§ **What the exercise asks**:
Nothing in the data should change when you return it, but leave the pictures out.
___ Available data ___
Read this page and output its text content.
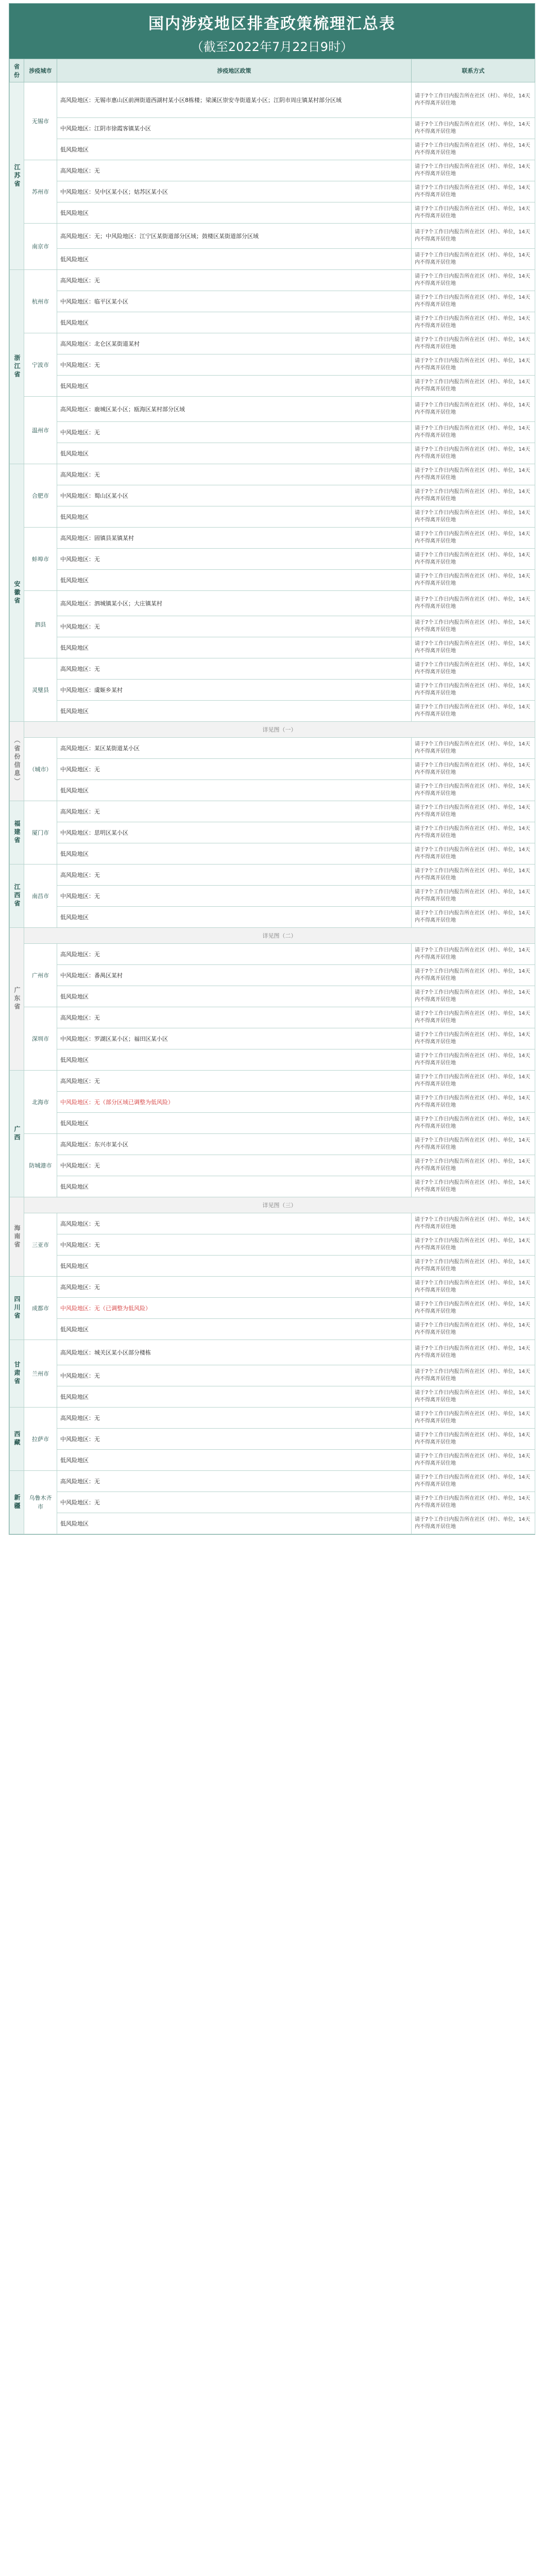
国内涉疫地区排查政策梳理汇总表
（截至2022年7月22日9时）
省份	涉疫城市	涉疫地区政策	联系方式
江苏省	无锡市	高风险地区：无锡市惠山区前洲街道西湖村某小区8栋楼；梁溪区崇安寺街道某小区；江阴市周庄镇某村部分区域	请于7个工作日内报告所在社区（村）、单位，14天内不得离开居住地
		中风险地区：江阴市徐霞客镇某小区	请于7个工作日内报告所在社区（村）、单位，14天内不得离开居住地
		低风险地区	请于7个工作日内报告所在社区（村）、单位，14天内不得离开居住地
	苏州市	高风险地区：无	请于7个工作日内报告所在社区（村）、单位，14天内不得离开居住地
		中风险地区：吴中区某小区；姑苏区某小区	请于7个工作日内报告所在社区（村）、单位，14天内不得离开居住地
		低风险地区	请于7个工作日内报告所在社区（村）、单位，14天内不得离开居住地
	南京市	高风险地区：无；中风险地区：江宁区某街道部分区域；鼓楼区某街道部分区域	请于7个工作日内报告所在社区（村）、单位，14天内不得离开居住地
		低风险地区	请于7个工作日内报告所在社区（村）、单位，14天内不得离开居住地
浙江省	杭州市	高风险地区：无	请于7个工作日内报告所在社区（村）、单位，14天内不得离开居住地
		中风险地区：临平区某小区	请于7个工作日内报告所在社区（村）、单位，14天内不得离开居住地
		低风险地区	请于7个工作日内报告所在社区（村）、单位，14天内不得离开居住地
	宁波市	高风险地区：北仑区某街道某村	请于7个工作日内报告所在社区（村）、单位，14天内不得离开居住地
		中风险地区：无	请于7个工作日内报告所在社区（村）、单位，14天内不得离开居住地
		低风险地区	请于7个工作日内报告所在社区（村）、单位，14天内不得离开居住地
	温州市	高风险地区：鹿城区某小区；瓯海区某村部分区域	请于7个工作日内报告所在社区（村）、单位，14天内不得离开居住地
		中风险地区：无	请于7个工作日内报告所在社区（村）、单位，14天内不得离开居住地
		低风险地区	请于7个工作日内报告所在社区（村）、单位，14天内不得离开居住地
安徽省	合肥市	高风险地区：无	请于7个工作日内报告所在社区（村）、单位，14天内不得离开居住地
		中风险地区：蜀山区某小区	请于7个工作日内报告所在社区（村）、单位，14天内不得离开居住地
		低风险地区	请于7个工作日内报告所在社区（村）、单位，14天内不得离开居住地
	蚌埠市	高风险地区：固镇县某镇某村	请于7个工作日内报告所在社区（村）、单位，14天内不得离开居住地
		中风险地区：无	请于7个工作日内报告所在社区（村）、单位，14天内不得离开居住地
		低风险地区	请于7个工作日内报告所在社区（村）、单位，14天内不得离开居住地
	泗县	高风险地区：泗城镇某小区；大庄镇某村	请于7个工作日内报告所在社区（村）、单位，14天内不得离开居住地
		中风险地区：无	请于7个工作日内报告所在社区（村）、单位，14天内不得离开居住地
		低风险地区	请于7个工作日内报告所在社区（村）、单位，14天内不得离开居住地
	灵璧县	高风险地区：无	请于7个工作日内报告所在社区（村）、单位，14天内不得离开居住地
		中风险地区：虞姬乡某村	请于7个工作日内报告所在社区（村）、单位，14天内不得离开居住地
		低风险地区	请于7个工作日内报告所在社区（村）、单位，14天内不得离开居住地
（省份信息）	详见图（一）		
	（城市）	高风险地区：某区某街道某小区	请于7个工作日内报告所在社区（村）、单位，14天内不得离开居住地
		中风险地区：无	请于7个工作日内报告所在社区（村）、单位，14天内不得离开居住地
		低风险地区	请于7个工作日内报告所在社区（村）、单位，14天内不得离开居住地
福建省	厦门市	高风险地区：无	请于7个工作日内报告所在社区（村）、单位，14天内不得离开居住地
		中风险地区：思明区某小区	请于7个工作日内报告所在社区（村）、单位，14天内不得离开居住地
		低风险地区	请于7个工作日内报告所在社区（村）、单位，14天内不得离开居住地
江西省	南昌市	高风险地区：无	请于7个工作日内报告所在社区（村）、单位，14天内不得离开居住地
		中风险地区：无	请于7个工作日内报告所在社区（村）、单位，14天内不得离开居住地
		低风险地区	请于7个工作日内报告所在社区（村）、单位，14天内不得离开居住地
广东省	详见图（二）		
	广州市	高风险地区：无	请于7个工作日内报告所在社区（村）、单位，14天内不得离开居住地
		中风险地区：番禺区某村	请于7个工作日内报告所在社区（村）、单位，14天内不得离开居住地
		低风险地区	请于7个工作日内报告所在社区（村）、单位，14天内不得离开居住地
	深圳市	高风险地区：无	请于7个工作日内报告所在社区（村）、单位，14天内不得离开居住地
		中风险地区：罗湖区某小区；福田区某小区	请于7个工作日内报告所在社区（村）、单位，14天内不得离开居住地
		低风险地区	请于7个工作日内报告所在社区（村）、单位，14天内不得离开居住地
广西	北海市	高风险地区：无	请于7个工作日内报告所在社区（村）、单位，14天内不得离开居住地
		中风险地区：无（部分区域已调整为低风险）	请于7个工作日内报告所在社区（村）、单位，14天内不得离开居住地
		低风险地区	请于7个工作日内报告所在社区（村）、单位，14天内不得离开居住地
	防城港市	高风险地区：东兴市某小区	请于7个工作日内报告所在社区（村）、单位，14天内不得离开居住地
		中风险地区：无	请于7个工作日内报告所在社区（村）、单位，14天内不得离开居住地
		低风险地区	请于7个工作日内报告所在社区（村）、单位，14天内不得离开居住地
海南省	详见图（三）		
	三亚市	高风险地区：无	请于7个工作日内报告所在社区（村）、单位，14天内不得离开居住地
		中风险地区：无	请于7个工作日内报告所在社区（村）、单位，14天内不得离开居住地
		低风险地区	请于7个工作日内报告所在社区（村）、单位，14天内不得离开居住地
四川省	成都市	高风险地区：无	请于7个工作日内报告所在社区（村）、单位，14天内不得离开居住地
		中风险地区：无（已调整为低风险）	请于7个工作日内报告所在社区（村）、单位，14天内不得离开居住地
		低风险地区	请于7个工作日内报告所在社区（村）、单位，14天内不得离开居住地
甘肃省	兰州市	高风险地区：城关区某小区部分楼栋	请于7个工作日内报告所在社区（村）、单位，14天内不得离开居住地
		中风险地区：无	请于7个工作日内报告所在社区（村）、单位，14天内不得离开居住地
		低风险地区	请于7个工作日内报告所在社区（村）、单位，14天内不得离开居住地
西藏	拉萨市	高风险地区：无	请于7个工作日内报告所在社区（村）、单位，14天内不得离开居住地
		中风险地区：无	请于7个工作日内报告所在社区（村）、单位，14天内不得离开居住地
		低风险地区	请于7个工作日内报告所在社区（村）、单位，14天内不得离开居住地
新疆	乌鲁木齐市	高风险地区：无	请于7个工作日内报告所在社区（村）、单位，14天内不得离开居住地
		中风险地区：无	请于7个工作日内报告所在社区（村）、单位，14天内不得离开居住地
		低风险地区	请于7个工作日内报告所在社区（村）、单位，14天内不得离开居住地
___
§ **Exercise output**:
Read this page and output its text content.
国内涉疫地区排查政策梳理汇总表
（截至2022年7月22日9时）
省份	涉疫城市	涉疫地区政策	联系方式
江苏省	无锡市	高风险地区：无锡市惠山区前洲街道西湖村某小区8栋楼；梁溪区崇安寺街道某小区；江阴市周庄镇某村部分区域	请于7个工作日内报告所在社区（村）、单位，14天内不得离开居住地
		中风险地区：江阴市徐霞客镇某小区	请于7个工作日内报告所在社区（村）、单位，14天内不得离开居住地
		低风险地区	请于7个工作日内报告所在社区（村）、单位，14天内不得离开居住地
	苏州市	高风险地区：无	请于7个工作日内报告所在社区（村）、单位，14天内不得离开居住地
		中风险地区：吴中区某小区；姑苏区某小区	请于7个工作日内报告所在社区（村）、单位，14天内不得离开居住地
		低风险地区	请于7个工作日内报告所在社区（村）、单位，14天内不得离开居住地
	南京市	高风险地区：无；中风险地区：江宁区某街道部分区域；鼓楼区某街道部分区域	请于7个工作日内报告所在社区（村）、单位，14天内不得离开居住地
		低风险地区	请于7个工作日内报告所在社区（村）、单位，14天内不得离开居住地
浙江省	杭州市	高风险地区：无	请于7个工作日内报告所在社区（村）、单位，14天内不得离开居住地
		中风险地区：临平区某小区	请于7个工作日内报告所在社区（村）、单位，14天内不得离开居住地
		低风险地区	请于7个工作日内报告所在社区（村）、单位，14天内不得离开居住地
	宁波市	高风险地区：北仑区某街道某村	请于7个工作日内报告所在社区（村）、单位，14天内不得离开居住地
		中风险地区：无	请于7个工作日内报告所在社区（村）、单位，14天内不得离开居住地
		低风险地区	请于7个工作日内报告所在社区（村）、单位，14天内不得离开居住地
	温州市	高风险地区：鹿城区某小区；瓯海区某村部分区域	请于7个工作日内报告所在社区（村）、单位，14天内不得离开居住地
		中风险地区：无	请于7个工作日内报告所在社区（村）、单位，14天内不得离开居住地
		低风险地区	请于7个工作日内报告所在社区（村）、单位，14天内不得离开居住地
安徽省	合肥市	高风险地区：无	请于7个工作日内报告所在社区（村）、单位，14天内不得离开居住地
		中风险地区：蜀山区某小区	请于7个工作日内报告所在社区（村）、单位，14天内不得离开居住地
		低风险地区	请于7个工作日内报告所在社区（村）、单位，14天内不得离开居住地
	蚌埠市	高风险地区：固镇县某镇某村	请于7个工作日内报告所在社区（村）、单位，14天内不得离开居住地
		中风险地区：无	请于7个工作日内报告所在社区（村）、单位，14天内不得离开居住地
		低风险地区	请于7个工作日内报告所在社区（村）、单位，14天内不得离开居住地
	泗县	高风险地区：泗城镇某小区；大庄镇某村	请于7个工作日内报告所在社区（村）、单位，14天内不得离开居住地
		中风险地区：无	请于7个工作日内报告所在社区（村）、单位，14天内不得离开居住地
		低风险地区	请于7个工作日内报告所在社区（村）、单位，14天内不得离开居住地
	灵璧县	高风险地区：无	请于7个工作日内报告所在社区（村）、单位，14天内不得离开居住地
		中风险地区：虞姬乡某村	请于7个工作日内报告所在社区（村）、单位，14天内不得离开居住地
		低风险地区	请于7个工作日内报告所在社区（村）、单位，14天内不得离开居住地
（省份信息）	详见图（一）		
	（城市）	高风险地区：某区某街道某小区	请于7个工作日内报告所在社区（村）、单位，14天内不得离开居住地
		中风险地区：无	请于7个工作日内报告所在社区（村）、单位，14天内不得离开居住地
		低风险地区	请于7个工作日内报告所在社区（村）、单位，14天内不得离开居住地
福建省	厦门市	高风险地区：无	请于7个工作日内报告所在社区（村）、单位，14天内不得离开居住地
		中风险地区：思明区某小区	请于7个工作日内报告所在社区（村）、单位，14天内不得离开居住地
		低风险地区	请于7个工作日内报告所在社区（村）、单位，14天内不得离开居住地
江西省	南昌市	高风险地区：无	请于7个工作日内报告所在社区（村）、单位，14天内不得离开居住地
		中风险地区：无	请于7个工作日内报告所在社区（村）、单位，14天内不得离开居住地
		低风险地区	请于7个工作日内报告所在社区（村）、单位，14天内不得离开居住地
广东省	详见图（二）		
	广州市	高风险地区：无	请于7个工作日内报告所在社区（村）、单位，14天内不得离开居住地
		中风险地区：番禺区某村	请于7个工作日内报告所在社区（村）、单位，14天内不得离开居住地
		低风险地区	请于7个工作日内报告所在社区（村）、单位，14天内不得离开居住地
	深圳市	高风险地区：无	请于7个工作日内报告所在社区（村）、单位，14天内不得离开居住地
		中风险地区：罗湖区某小区；福田区某小区	请于7个工作日内报告所在社区（村）、单位，14天内不得离开居住地
		低风险地区	请于7个工作日内报告所在社区（村）、单位，14天内不得离开居住地
广西	北海市	高风险地区：无	请于7个工作日内报告所在社区（村）、单位，14天内不得离开居住地
		中风险地区：无（部分区域已调整为低风险）	请于7个工作日内报告所在社区（村）、单位，14天内不得离开居住地
		低风险地区	请于7个工作日内报告所在社区（村）、单位，14天内不得离开居住地
	防城港市	高风险地区：东兴市某小区	请于7个工作日内报告所在社区（村）、单位，14天内不得离开居住地
		中风险地区：无	请于7个工作日内报告所在社区（村）、单位，14天内不得离开居住地
		低风险地区	请于7个工作日内报告所在社区（村）、单位，14天内不得离开居住地
海南省	详见图（三）		
	三亚市	高风险地区：无	请于7个工作日内报告所在社区（村）、单位，14天内不得离开居住地
		中风险地区：无	请于7个工作日内报告所在社区（村）、单位，14天内不得离开居住地
		低风险地区	请于7个工作日内报告所在社区（村）、单位，14天内不得离开居住地
四川省	成都市	高风险地区：无	请于7个工作日内报告所在社区（村）、单位，14天内不得离开居住地
		中风险地区：无（已调整为低风险）	请于7个工作日内报告所在社区（村）、单位，14天内不得离开居住地
		低风险地区	请于7个工作日内报告所在社区（村）、单位，14天内不得离开居住地
甘肃省	兰州市	高风险地区：城关区某小区部分楼栋	请于7个工作日内报告所在社区（村）、单位，14天内不得离开居住地
		中风险地区：无	请于7个工作日内报告所在社区（村）、单位，14天内不得离开居住地
		低风险地区	请于7个工作日内报告所在社区（村）、单位，14天内不得离开居住地
西藏	拉萨市	高风险地区：无	请于7个工作日内报告所在社区（村）、单位，14天内不得离开居住地
		中风险地区：无	请于7个工作日内报告所在社区（村）、单位，14天内不得离开居住地
		低风险地区	请于7个工作日内报告所在社区（村）、单位，14天内不得离开居住地
新疆	乌鲁木齐市	高风险地区：无	请于7个工作日内报告所在社区（村）、单位，14天内不得离开居住地
		中风险地区：无	请于7个工作日内报告所在社区（村）、单位，14天内不得离开居住地
		低风险地区	请于7个工作日内报告所在社区（村）、单位，14天内不得离开居住地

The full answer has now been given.